:: Alıntı

Soru: Normalleşmenin yolu, ülkenin yeniden imarından geçiyor. Peki AB, Suriye’nin yeni yönetimine yönelik sektörel yaptırımlarını kaldıracak mı?

Kallas: Bunu 27 Ocak Pazartesi günü tartışacağız. Dışişleri Bakanları toplantımız var, ele alacağımız konulardan biri de bu. Ama biz, ülkelerini inşa edebilmeleri için üzerimize düşen adımları atmaya hazırız. Elbette, biliyorsunuz, bankacılık hizmetlerine erişim, ilk aşamada gerçekten ihtiyaç duydukları şeyler. Ama çok gerçekçi olmak gerekirse, bir sonraki adımımız onların (Suriye yönetiminin) yaptıklarına göre şekillenmeli. Herkes doğru yönde adım atıldığını görmek istiyor.

– “(Suriye’deki DEAŞ üyesi Avrupa vatandaşlarının geri alınması) Karar üye devletlere ait”

Soru: AB, üye ülkelerini, Suriye’de SDG adını kullanan terör örgütü PKK/YPG tarafından tutulan AB vatandaşı DEAŞ üyelerini geri almaya ve bu teröristleri adalete teslim etmeye teşvik eder mi?

::::
:: Verilen bilgiler

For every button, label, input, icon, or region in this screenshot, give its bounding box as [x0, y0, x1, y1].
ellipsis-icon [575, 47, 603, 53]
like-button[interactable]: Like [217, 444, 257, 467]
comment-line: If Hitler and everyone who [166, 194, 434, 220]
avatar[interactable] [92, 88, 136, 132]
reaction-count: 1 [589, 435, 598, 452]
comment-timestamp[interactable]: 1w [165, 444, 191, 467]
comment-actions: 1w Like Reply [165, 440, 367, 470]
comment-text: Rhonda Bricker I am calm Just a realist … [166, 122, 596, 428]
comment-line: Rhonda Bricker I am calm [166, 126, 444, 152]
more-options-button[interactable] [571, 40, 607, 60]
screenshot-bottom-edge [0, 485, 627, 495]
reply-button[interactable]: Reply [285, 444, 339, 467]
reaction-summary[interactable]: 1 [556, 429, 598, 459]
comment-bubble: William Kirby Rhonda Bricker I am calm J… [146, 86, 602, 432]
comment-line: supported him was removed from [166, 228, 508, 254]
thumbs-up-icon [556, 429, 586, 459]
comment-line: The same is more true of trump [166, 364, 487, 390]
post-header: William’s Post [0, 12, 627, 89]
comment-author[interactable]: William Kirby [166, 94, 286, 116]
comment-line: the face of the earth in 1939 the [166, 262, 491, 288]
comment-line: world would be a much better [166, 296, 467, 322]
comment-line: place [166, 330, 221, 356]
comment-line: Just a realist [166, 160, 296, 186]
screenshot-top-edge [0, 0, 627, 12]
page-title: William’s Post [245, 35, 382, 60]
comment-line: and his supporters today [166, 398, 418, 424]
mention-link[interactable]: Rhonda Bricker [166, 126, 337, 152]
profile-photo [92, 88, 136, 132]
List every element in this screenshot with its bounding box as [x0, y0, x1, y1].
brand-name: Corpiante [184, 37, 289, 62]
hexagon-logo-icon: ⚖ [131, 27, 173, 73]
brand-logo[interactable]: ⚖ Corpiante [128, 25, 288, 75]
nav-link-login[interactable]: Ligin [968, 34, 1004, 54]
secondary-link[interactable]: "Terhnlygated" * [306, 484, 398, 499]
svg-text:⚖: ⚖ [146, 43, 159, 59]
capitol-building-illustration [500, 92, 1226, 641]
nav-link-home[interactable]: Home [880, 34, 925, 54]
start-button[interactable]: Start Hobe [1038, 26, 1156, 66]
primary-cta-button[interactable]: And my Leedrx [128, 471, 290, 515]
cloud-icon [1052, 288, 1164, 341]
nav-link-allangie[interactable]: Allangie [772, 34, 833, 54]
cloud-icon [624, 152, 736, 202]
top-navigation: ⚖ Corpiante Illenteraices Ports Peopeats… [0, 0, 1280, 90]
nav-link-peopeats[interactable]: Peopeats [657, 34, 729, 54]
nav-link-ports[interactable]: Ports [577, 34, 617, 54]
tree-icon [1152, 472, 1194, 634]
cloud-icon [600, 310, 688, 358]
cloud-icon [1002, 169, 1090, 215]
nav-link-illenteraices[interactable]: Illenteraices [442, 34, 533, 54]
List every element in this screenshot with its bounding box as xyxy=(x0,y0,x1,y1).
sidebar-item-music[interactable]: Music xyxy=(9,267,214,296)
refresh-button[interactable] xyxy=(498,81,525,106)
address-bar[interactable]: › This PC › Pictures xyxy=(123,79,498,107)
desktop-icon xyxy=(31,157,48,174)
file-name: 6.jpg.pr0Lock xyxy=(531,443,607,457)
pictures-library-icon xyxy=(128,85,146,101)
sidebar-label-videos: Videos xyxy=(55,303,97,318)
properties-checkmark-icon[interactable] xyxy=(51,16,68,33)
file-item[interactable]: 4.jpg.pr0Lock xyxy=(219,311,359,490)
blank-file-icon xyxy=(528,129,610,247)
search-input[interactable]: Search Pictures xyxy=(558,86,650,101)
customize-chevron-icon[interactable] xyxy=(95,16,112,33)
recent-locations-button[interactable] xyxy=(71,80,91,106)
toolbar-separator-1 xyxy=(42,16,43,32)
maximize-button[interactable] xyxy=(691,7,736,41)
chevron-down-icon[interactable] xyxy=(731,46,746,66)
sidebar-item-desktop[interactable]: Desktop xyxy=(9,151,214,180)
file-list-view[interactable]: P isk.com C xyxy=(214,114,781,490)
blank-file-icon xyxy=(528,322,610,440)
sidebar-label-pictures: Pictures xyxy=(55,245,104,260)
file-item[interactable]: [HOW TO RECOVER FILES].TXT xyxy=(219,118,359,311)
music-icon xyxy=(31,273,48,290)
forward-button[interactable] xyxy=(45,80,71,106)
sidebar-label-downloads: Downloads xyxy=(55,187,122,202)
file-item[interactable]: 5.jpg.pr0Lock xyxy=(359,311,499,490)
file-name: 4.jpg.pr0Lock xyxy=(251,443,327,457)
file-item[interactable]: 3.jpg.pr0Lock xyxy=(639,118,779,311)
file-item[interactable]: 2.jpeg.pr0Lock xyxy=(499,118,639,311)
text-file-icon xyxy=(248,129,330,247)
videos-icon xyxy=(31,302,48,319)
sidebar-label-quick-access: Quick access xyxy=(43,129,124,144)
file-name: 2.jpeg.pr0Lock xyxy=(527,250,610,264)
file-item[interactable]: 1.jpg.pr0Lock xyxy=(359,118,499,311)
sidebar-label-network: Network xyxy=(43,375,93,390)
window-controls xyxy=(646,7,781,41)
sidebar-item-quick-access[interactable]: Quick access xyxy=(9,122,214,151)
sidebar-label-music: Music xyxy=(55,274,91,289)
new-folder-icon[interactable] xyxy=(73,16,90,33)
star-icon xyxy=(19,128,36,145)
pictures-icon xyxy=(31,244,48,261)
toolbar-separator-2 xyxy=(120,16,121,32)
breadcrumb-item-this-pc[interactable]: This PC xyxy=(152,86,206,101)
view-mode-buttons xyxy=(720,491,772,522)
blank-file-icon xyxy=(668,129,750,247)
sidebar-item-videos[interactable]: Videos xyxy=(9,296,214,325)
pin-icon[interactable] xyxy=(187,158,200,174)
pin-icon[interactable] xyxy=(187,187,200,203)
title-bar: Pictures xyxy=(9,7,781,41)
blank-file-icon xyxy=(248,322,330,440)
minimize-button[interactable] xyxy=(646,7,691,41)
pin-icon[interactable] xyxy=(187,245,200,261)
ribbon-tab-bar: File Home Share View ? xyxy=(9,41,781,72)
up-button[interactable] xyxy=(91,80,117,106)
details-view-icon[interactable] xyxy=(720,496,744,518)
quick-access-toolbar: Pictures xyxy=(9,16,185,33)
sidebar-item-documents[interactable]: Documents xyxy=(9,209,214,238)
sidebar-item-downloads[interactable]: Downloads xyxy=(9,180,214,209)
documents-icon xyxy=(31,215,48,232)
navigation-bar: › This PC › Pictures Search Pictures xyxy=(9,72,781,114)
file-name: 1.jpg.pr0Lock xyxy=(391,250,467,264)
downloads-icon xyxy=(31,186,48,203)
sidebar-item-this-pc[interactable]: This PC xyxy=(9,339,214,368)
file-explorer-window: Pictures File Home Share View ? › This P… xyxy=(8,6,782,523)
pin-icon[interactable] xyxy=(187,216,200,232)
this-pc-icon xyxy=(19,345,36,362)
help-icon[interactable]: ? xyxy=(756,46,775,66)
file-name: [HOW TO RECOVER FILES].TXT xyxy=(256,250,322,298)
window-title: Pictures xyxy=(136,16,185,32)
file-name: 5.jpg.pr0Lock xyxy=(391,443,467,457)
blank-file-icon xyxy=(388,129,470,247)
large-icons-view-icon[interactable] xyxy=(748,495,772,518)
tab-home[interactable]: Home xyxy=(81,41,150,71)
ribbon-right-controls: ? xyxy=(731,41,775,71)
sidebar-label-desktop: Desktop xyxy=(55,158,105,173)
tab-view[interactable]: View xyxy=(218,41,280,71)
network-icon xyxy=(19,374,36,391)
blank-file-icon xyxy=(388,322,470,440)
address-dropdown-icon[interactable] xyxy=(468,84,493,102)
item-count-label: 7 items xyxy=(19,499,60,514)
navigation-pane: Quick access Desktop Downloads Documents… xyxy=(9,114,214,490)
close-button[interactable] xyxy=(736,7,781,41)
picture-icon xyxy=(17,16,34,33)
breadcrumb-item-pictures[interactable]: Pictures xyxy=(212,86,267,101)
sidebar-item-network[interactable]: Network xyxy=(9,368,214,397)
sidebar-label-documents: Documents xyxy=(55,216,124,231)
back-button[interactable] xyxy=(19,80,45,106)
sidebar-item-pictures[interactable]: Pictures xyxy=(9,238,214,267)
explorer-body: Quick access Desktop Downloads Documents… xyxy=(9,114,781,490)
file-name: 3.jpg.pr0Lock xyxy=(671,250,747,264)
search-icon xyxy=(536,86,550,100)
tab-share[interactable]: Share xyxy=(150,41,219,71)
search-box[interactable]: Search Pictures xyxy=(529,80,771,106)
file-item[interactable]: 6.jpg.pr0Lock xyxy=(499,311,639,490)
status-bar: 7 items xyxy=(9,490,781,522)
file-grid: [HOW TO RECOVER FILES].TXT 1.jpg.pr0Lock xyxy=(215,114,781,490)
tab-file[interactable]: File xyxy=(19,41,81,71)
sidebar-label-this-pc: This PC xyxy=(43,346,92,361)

::::

Görev talimatları »
#1 Suriye yaptırımlarıyla ilgili alıntıda Kallas, sektörel yaptırımlar konusunun ne zaman ve hangi toplantıda tartışılacağını söylüyor?
#2 Suriye yaptırımlarıyla ilgili alıntıyı, son sorunun ardından kaldığı yerden devam ettirin.

Numaralı yanıtlar »
#1 27 Ocak Pazartesi günü, Dışişleri Bakanları toplantısında.

#2
Kallas: DEAŞ’a geri dönülmemesinin ve terörizmin azalmasının herkesin çıkarına olduğu açıktır. Çünkü herkes, AB ve Türkiye, bölgemizde gelişen terör örgütleriyle ilgili risklerle karşı karşıya. Yani, iş vatandaşları geri almaya gelince, bunun (terörün) geri dönmemesi için her şeyi yaptığımızdan emin olmalıyız. Sonra tabii bu, bu çeşit tutuklu ve savaşçısı olan üye devletlerin kendilerinin vereceği bir karardır. Dolayısıyla karar üye devletlere aittir.

– “(Gazze’deki ateşkes) AB’nin çıkarına olan, daha sürdürülebilir bir barışın olması”

Soru: AB, Gazze’deki ateşkesi memnuniyetle karşıladı ve insani yardımını artırdı. Peki AB Gazze’de sadece insani bir rol oynamayı mı tercih ediyor? Yakında AB İsrail Ortaklık Konseyi’ni toplayacağınızı duyurdunuz. Bu toplantıda İsrailli meslektaşlarınıza mesajınız ne olacak?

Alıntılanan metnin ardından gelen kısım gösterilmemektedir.